Text segment:
▬▬▬▬▬▬

Despite nationwide protests around the country and grassroots support for an increase in the minimum wage, Fox News host Neil Cavuto regularly invites wealthy CEOs and executives on his show to push the myth that minimum wage increases will kill American jobs. Economists have repeatedly found minimum wage increases have no effect on jobs.
Protests Erupt Across The Country For $15 Minimum Wage
USA Today: “Fast-Food Workers Strike, Seeking $15 Wage, Political Muscle.” A November 10 article in USA Today reported on nation-wide protests to increase the minimum wage to $15 an hour.
Fast-food workers demanding a $15-an-hour minimum wage walked out in hundreds of cities Tuesday, kicking off a campaign to muster the political power of 64 million low-wage workers in next year's presidential election.
The walkouts marked the workers' largest show of force in the three years since they launched a series of rallies to call for higher pay and the right to unionize, according to the advocacy group Fight for $15. The group is backed by the Service Employees International Union.
Tens of thousands of workers and supporters took part in rallies planned for 1,000 cities across the nation, beginning around dawn at McDonald's outlets in New York, Boston and Philadelphia, among other locations. Protests also were taking place for low-paid home care, child care, farm, nursing home and other workers seeking to make their voices heard. [USA Today, 11/10/15]
AP: New York's Fast-Food Workers To Get $15 Minimum Wage. In a September 10 report, the Associated Press reported New York Governor Andrew Cuomo approved a proposal to “gradually raise the minimum wage for fast-food workers to $15 an hour.”:
New York state will gradually raise the minimum wage for fast-food workers to $15 an hour -- the first time any state has set the minimum that high.

▬▬▬▬▬▬

Stated task A:
Extract the part of the minimum wage article from "Fast-food workers demanding" up to and including "year's presidential election.", word for word.

▬▬▬▬▬▬

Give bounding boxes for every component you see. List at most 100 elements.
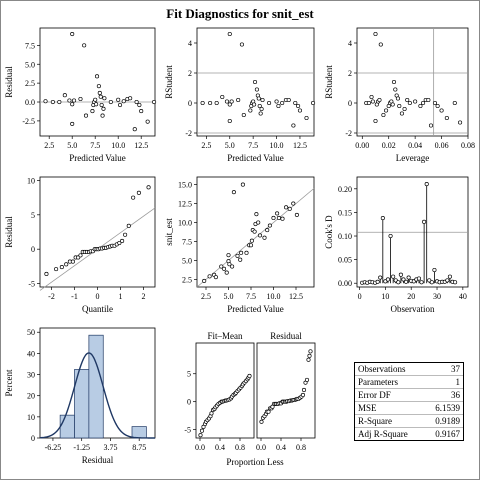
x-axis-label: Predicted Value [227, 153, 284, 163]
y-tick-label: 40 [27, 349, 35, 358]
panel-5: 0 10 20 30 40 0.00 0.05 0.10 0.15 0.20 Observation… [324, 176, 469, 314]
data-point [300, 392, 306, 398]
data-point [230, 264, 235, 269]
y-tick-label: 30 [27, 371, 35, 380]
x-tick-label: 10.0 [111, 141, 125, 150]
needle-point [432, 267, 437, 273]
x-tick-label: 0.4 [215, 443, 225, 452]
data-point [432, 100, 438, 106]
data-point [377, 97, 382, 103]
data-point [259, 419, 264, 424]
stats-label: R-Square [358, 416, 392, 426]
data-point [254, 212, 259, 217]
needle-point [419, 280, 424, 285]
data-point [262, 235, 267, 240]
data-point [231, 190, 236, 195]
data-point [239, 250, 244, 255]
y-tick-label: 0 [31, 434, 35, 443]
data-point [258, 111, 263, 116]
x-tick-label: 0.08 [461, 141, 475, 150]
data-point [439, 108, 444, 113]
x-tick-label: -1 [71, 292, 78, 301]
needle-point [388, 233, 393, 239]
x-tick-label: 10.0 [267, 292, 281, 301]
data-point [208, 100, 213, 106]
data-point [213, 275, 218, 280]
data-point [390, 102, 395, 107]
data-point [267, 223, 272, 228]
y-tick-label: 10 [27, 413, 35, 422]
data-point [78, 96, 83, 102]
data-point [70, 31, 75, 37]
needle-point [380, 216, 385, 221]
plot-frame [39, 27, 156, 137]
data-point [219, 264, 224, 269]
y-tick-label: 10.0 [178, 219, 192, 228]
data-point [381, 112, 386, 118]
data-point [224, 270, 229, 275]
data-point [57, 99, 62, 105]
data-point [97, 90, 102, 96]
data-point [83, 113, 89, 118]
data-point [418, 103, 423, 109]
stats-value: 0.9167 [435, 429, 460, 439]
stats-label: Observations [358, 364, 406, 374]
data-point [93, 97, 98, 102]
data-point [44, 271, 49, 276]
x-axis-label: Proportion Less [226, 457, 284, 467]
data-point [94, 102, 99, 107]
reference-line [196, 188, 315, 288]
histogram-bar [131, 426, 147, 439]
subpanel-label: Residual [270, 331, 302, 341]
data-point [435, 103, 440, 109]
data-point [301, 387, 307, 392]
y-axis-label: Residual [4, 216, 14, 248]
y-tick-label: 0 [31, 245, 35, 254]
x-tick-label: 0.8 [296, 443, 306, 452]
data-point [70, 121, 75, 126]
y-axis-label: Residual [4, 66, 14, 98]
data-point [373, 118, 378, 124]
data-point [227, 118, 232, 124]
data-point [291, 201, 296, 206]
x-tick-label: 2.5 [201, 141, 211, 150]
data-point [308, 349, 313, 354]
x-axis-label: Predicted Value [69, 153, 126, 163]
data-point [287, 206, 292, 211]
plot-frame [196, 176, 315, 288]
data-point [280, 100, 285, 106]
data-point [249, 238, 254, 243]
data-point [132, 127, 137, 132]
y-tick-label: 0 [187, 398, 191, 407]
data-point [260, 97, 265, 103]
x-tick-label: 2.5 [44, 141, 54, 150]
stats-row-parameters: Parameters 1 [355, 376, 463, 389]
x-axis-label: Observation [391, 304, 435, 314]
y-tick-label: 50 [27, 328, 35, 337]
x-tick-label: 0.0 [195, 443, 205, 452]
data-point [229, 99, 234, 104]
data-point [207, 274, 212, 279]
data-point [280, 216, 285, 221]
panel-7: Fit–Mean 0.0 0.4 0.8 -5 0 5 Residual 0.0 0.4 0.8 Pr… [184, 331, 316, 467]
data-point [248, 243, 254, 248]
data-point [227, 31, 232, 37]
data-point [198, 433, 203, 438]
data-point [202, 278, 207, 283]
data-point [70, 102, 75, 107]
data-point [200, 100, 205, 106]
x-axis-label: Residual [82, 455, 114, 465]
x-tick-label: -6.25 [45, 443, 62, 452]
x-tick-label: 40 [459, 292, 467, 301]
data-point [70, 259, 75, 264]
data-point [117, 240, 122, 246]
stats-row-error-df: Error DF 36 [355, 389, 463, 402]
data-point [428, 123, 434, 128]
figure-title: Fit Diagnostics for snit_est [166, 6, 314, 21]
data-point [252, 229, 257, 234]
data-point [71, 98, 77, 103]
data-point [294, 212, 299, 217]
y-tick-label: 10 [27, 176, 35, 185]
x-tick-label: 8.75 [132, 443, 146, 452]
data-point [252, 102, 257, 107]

▬▬▬▬▬▬

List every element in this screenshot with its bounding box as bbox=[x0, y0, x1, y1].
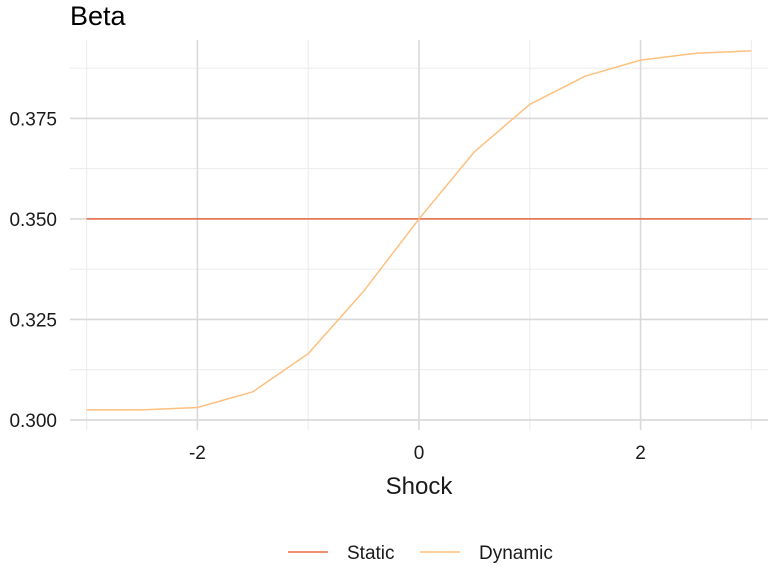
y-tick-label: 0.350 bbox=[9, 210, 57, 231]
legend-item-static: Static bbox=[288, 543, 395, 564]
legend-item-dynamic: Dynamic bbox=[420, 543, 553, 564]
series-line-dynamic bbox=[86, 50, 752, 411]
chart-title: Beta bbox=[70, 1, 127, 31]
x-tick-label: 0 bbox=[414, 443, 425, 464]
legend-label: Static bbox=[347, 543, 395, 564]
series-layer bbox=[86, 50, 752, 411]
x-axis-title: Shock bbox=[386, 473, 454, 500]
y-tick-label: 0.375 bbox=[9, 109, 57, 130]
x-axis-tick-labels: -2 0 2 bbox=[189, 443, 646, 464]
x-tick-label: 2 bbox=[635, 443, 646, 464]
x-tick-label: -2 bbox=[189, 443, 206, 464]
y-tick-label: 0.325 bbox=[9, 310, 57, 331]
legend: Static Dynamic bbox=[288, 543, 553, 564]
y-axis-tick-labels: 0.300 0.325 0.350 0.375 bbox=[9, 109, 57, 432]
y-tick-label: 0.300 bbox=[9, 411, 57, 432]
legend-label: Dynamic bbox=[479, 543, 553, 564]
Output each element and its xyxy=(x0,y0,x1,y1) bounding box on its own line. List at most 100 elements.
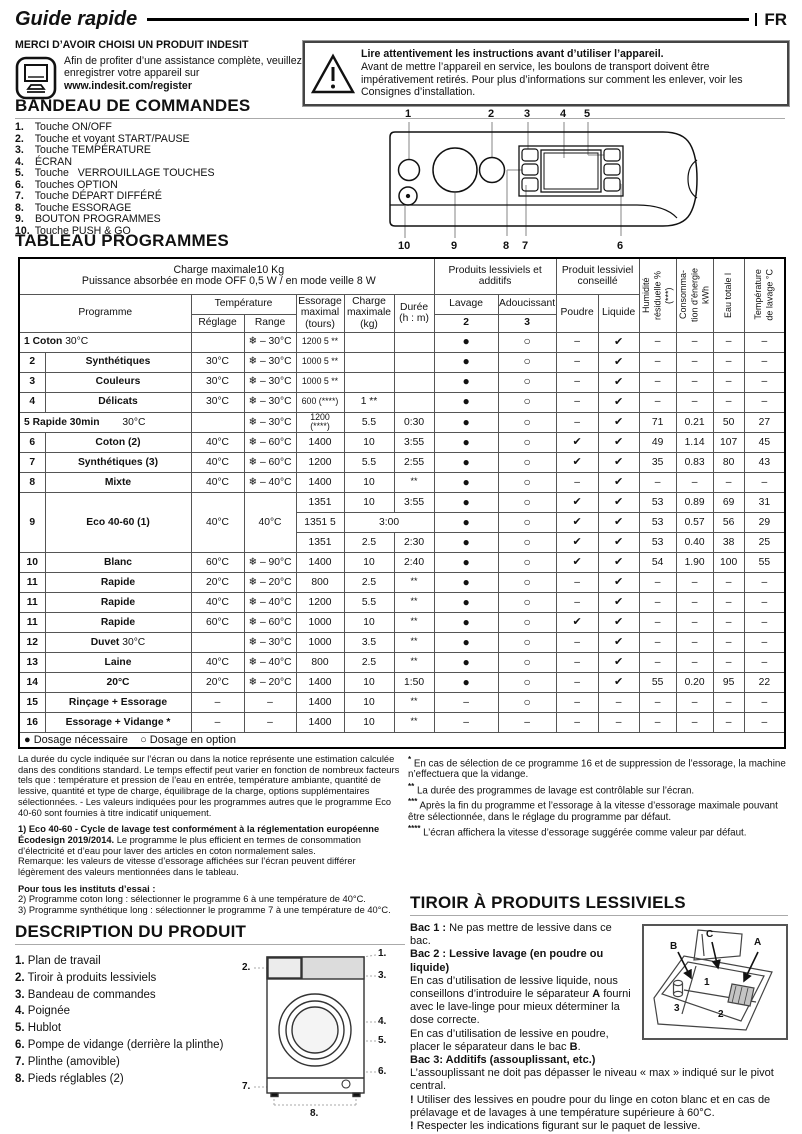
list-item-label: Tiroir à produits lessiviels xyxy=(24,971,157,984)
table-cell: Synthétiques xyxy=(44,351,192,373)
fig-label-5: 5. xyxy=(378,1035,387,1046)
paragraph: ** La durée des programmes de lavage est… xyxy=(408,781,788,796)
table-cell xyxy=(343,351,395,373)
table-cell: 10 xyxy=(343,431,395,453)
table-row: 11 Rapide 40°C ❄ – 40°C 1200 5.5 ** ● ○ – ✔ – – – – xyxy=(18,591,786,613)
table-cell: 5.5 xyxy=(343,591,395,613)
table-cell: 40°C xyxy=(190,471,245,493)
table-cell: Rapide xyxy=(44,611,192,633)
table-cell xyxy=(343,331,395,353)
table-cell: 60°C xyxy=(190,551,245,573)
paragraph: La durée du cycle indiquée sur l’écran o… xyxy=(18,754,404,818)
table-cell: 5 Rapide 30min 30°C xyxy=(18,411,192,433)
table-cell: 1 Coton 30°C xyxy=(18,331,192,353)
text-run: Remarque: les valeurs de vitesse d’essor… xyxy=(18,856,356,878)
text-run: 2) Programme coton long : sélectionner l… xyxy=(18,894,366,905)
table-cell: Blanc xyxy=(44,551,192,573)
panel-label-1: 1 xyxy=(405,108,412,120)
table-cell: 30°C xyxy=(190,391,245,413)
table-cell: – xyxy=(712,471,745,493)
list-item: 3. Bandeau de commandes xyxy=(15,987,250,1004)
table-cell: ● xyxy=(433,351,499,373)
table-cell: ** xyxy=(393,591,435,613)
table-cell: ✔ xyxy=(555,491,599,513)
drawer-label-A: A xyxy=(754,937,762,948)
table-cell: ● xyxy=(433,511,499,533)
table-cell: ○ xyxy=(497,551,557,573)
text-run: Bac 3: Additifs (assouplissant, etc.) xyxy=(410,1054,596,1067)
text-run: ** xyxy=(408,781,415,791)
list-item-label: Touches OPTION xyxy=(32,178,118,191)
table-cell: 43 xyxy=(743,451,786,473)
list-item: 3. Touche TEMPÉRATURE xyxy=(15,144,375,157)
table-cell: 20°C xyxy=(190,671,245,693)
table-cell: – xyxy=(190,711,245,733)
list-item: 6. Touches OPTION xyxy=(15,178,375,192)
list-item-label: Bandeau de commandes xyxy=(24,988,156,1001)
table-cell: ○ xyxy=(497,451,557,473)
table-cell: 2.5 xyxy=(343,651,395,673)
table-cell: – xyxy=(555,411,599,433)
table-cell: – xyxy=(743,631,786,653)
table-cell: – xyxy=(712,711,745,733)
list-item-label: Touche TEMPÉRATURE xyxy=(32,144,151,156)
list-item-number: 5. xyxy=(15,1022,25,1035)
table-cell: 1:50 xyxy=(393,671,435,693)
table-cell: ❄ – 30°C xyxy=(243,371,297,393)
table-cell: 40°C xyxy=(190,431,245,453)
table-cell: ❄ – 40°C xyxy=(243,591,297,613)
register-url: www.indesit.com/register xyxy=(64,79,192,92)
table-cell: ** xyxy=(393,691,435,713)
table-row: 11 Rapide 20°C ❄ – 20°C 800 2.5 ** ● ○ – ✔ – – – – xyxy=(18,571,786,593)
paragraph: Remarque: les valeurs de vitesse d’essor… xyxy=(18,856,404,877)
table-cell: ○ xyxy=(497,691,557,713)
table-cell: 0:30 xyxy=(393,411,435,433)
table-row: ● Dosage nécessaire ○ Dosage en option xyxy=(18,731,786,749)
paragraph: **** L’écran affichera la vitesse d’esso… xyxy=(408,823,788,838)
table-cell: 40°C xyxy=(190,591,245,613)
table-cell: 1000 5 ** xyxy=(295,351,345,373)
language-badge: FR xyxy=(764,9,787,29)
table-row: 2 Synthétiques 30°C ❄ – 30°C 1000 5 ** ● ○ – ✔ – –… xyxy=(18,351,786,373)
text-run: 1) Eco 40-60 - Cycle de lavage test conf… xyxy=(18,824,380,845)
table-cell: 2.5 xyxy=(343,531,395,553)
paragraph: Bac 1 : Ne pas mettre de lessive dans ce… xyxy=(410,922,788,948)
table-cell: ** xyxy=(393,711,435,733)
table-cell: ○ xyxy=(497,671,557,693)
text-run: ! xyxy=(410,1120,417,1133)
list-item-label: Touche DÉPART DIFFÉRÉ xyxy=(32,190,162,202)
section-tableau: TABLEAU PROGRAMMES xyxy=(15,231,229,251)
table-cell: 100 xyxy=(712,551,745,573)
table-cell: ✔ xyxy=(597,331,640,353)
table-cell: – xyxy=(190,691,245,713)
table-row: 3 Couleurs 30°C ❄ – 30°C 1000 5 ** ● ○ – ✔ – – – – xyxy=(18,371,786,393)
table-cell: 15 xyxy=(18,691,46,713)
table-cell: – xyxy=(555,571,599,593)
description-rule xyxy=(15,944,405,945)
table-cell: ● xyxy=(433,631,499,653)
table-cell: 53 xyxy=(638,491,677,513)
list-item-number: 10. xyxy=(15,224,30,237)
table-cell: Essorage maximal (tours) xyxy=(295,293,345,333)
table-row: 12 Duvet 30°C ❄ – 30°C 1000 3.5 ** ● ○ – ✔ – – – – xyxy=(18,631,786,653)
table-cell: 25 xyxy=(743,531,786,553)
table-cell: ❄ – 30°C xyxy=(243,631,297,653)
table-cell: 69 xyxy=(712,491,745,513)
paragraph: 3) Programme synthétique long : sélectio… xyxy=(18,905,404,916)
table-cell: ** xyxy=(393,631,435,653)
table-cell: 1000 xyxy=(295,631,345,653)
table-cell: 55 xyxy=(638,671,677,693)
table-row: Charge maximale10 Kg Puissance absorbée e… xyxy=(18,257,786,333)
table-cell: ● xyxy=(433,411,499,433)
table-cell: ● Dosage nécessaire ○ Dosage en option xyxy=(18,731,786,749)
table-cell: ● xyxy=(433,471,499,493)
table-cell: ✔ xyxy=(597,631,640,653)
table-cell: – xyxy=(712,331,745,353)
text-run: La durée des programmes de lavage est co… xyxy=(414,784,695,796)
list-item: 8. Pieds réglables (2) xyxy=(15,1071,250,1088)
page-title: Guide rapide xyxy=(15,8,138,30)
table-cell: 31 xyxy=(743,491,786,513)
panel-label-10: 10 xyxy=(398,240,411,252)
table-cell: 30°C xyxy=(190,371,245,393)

▬▬▬▬▬▬

Stated task B:
Lay out the lines of the listing from the line with "x-axis-label: Predicted Value [227, 153, 284, 163]" up to and including the line with "data-point [377, 97, 382, 103]" as a Markdown table with the columns Row and Line, leaving out any blank lines.

Written solution A:
Fast-food workers demanding a $15-an-hour minimum wage walked out in hundreds of cities Tuesday, kicking off a campaign to muster the political power of 64 million low-wage workers in next year's presidential election.

Written solution B:
| Row | Line |
|---|---|
| 1 | x-axis-label: Predicted Value [227, 153, 284, 163] |
| 2 | y-tick-label: 40 [27, 349, 35, 358] |
| 3 | panel-5: 0 10 20 30 40 0.00 0.05 0.10 0.15 0.20 Observation… [324, 176, 469, 314] |
| 4 | data-point [300, 392, 306, 398] |
| 5 | data-point [230, 264, 235, 269] |
| 6 | y-tick-label: 30 [27, 371, 35, 380] |
| 7 | x-tick-label: 10.0 [111, 141, 125, 150] |
| 8 | needle-point [432, 267, 437, 273] |
| 9 | x-tick-label: 0.4 [215, 443, 225, 452] |
| 10 | data-point [432, 100, 438, 106] |
| 11 | data-point [377, 97, 382, 103] |